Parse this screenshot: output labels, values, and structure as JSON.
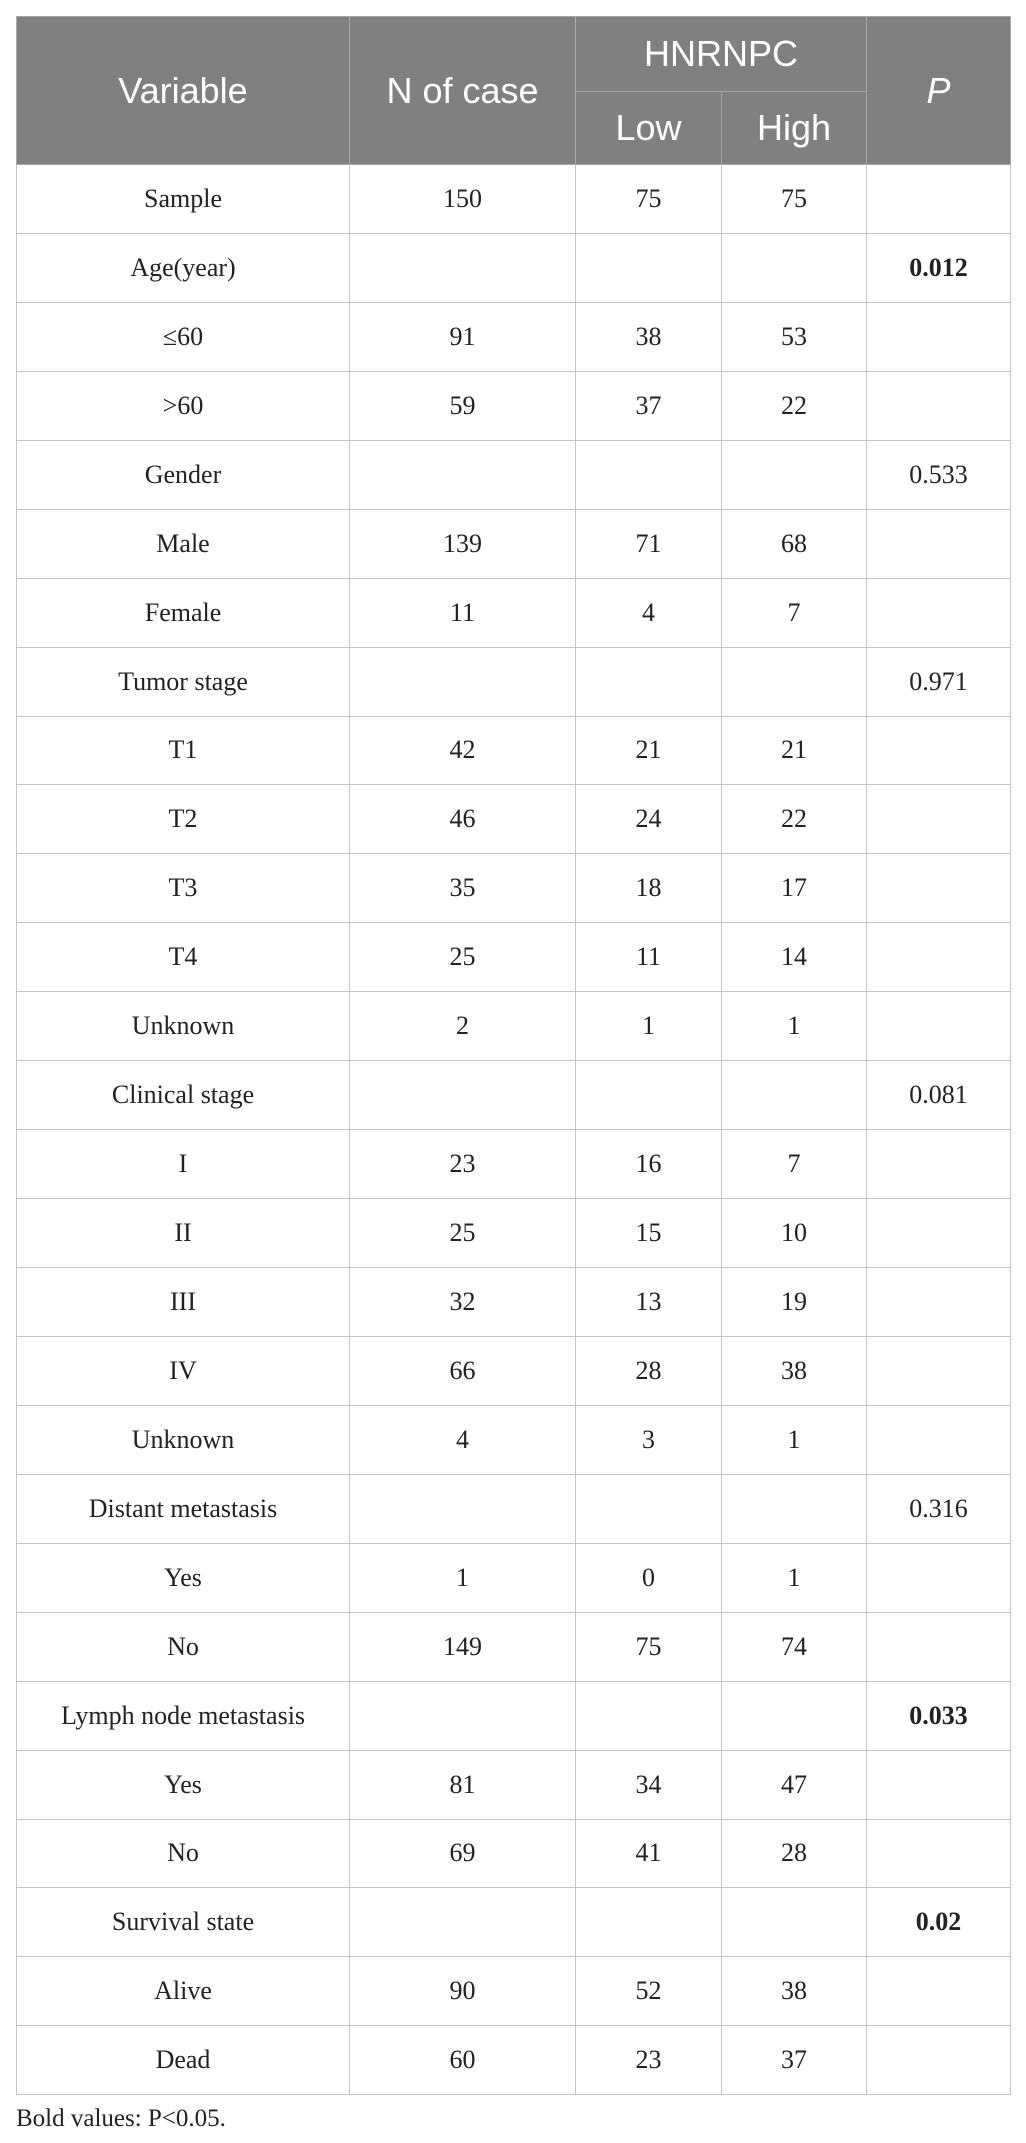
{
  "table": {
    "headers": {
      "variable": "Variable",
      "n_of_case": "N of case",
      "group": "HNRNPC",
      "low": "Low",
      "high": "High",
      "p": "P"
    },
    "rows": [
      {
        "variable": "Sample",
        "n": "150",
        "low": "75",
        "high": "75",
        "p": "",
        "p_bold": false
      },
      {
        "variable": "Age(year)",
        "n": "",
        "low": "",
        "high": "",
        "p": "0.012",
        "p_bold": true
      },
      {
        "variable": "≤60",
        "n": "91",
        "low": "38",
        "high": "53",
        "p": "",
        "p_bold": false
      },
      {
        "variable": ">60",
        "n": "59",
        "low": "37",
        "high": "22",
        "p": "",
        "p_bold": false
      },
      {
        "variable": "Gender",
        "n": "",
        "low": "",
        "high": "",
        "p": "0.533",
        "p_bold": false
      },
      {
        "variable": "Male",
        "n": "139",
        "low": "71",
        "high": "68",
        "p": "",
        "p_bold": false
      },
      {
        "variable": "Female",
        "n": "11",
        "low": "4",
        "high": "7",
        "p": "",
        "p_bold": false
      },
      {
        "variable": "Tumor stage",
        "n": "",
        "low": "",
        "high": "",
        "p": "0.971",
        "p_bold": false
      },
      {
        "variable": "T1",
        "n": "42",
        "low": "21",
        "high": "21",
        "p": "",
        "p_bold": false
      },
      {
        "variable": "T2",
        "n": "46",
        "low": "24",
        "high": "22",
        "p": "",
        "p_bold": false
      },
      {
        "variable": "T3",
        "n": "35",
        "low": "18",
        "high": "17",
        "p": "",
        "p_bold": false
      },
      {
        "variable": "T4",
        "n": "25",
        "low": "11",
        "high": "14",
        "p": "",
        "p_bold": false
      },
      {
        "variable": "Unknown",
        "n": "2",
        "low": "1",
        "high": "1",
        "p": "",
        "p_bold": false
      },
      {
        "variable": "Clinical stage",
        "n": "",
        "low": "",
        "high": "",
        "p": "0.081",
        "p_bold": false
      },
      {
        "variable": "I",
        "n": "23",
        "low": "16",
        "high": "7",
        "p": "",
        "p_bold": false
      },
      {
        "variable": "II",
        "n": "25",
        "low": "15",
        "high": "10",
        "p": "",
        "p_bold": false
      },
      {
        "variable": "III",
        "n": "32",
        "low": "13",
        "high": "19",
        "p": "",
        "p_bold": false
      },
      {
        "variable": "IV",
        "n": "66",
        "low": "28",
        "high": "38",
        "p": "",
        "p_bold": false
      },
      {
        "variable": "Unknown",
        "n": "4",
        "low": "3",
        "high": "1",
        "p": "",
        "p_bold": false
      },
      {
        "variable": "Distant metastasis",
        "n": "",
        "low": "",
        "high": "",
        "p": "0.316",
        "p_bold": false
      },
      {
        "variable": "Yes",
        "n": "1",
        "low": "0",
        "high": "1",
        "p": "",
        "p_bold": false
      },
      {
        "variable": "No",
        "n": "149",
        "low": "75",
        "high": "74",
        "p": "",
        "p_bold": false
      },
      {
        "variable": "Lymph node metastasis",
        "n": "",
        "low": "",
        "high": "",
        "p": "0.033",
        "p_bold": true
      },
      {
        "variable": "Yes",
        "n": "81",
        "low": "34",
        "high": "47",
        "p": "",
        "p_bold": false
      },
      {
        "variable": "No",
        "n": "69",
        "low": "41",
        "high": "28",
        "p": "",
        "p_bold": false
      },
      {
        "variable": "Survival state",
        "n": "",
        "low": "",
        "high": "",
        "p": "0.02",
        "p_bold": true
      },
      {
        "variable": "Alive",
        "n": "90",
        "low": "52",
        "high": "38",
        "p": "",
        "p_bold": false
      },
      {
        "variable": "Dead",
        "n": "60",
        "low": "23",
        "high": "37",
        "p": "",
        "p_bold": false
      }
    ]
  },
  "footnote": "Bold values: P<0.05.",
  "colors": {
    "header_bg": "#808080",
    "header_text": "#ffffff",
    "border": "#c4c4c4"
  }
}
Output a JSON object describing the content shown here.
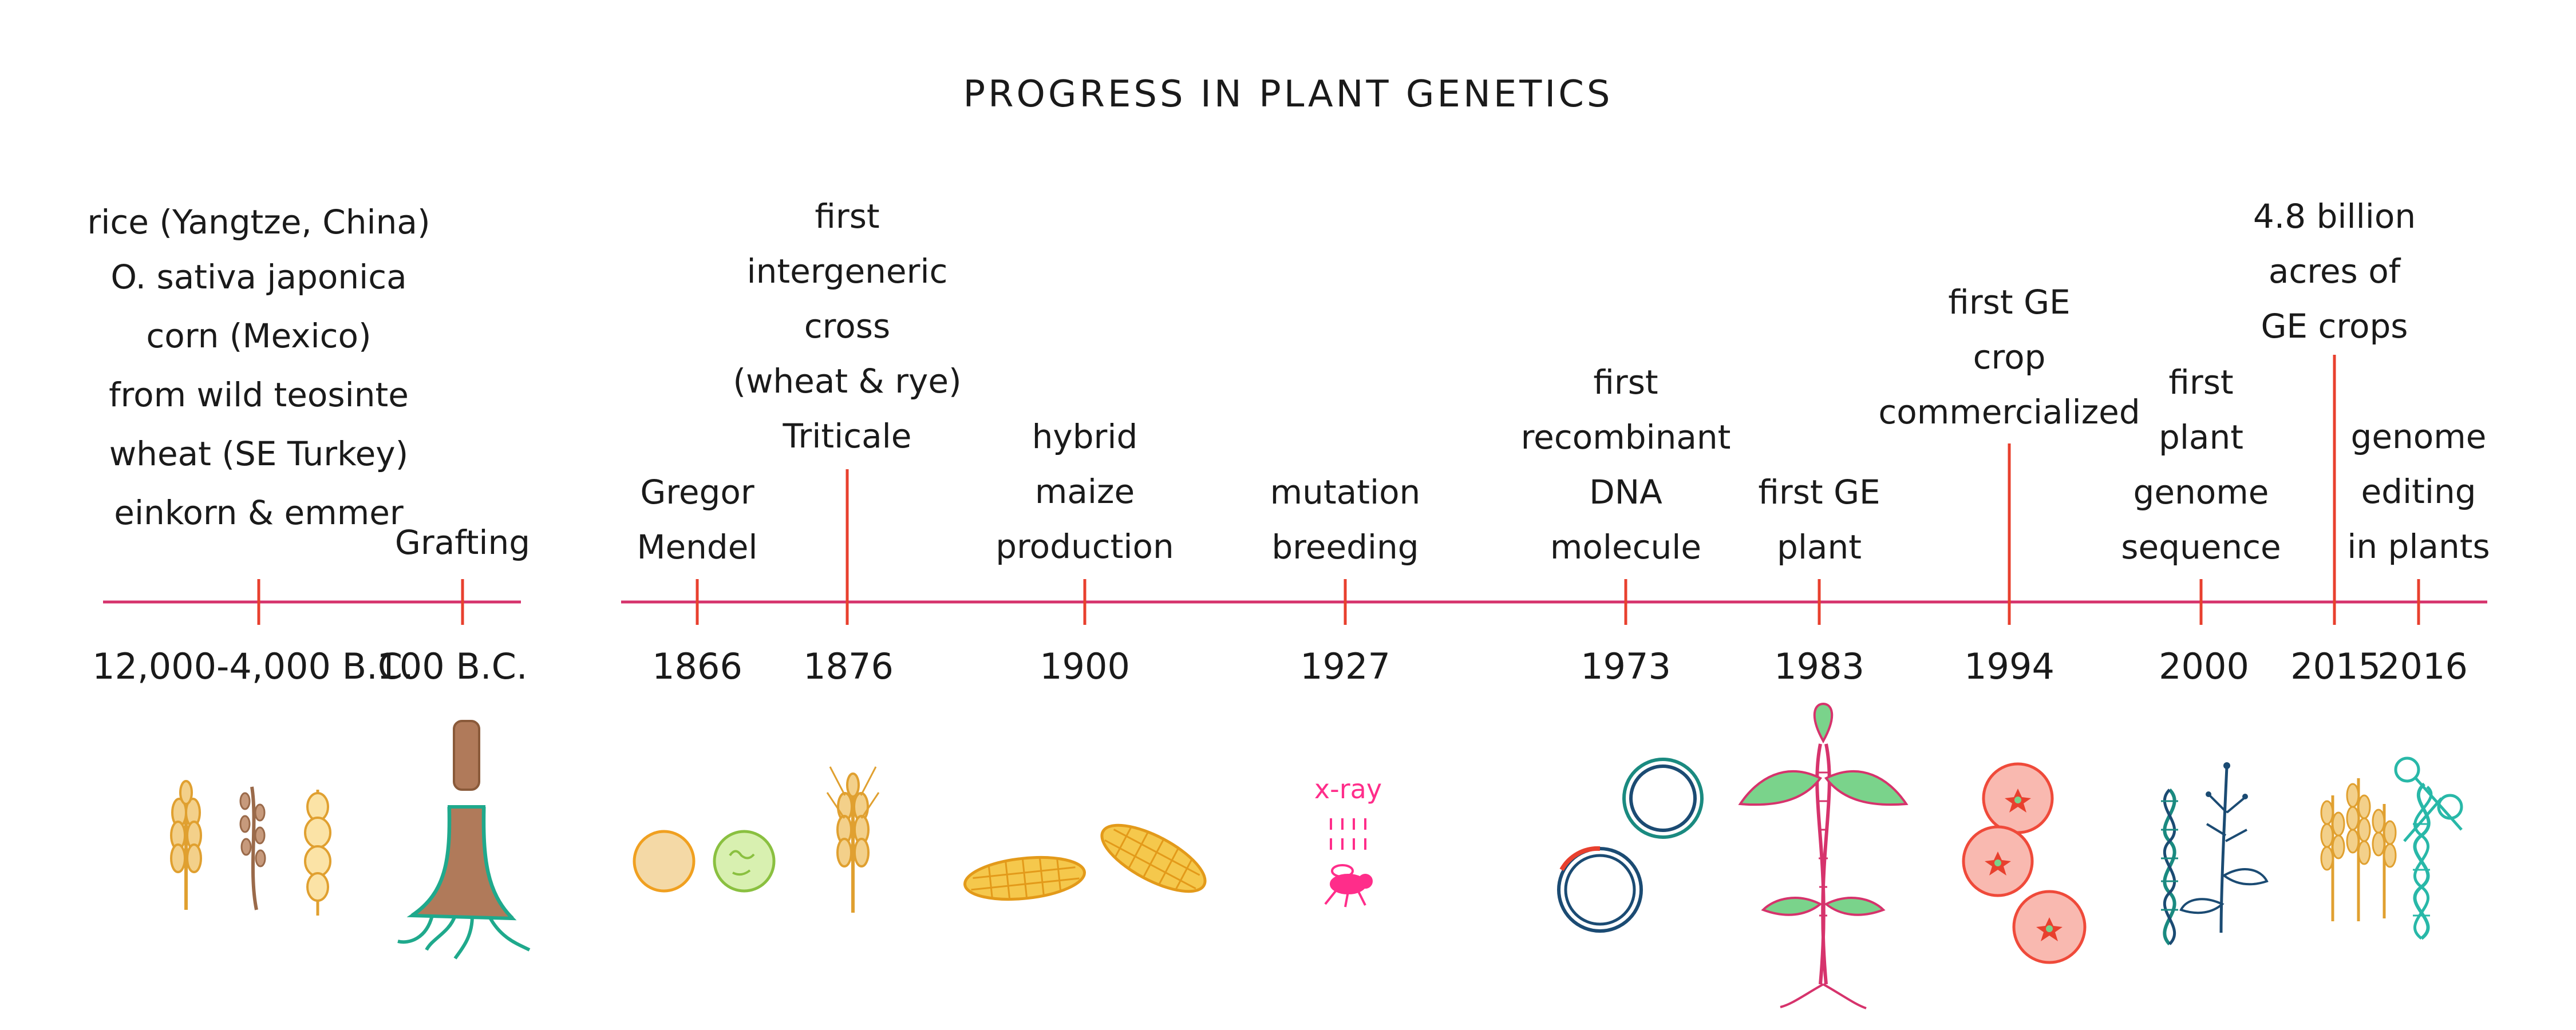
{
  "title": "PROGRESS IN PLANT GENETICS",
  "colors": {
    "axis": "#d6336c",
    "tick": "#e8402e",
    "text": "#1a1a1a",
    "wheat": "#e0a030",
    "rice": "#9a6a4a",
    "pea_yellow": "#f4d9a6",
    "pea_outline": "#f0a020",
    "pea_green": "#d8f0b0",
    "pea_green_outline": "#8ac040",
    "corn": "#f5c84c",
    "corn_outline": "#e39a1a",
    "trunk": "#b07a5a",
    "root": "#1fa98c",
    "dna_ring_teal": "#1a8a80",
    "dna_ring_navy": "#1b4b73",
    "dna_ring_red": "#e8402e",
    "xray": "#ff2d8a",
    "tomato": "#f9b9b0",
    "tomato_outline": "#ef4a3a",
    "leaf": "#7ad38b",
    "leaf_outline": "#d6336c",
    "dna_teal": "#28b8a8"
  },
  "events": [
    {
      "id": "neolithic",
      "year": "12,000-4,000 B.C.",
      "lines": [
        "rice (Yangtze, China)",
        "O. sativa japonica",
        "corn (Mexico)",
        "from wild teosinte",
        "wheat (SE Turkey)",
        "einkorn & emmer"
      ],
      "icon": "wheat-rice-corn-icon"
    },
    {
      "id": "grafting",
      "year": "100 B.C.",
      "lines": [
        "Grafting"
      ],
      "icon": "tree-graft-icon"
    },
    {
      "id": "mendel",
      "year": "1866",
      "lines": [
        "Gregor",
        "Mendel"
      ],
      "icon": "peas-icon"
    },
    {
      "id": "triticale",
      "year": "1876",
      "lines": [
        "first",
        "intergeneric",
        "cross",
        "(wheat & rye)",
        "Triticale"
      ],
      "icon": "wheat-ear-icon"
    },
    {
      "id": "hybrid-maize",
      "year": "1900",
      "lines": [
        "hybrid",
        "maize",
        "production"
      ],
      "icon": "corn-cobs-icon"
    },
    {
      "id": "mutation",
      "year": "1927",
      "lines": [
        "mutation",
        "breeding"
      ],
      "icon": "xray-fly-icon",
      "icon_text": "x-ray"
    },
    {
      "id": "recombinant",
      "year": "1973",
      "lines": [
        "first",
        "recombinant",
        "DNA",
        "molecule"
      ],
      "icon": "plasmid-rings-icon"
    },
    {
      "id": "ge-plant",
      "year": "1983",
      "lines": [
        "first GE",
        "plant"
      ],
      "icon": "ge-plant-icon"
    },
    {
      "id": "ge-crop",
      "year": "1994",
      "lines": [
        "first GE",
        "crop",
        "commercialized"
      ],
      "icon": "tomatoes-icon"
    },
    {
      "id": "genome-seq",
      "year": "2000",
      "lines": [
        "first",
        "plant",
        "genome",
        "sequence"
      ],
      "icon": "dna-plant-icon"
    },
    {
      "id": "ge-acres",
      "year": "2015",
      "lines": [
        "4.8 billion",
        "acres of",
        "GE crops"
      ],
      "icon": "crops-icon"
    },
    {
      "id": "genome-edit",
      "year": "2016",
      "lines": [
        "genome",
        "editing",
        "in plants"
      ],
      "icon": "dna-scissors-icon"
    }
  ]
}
#####
■ **Task directions**:
Find the number of lines in the records that include the word "values". Write only that number.

■ **Answer for this exercise**:
2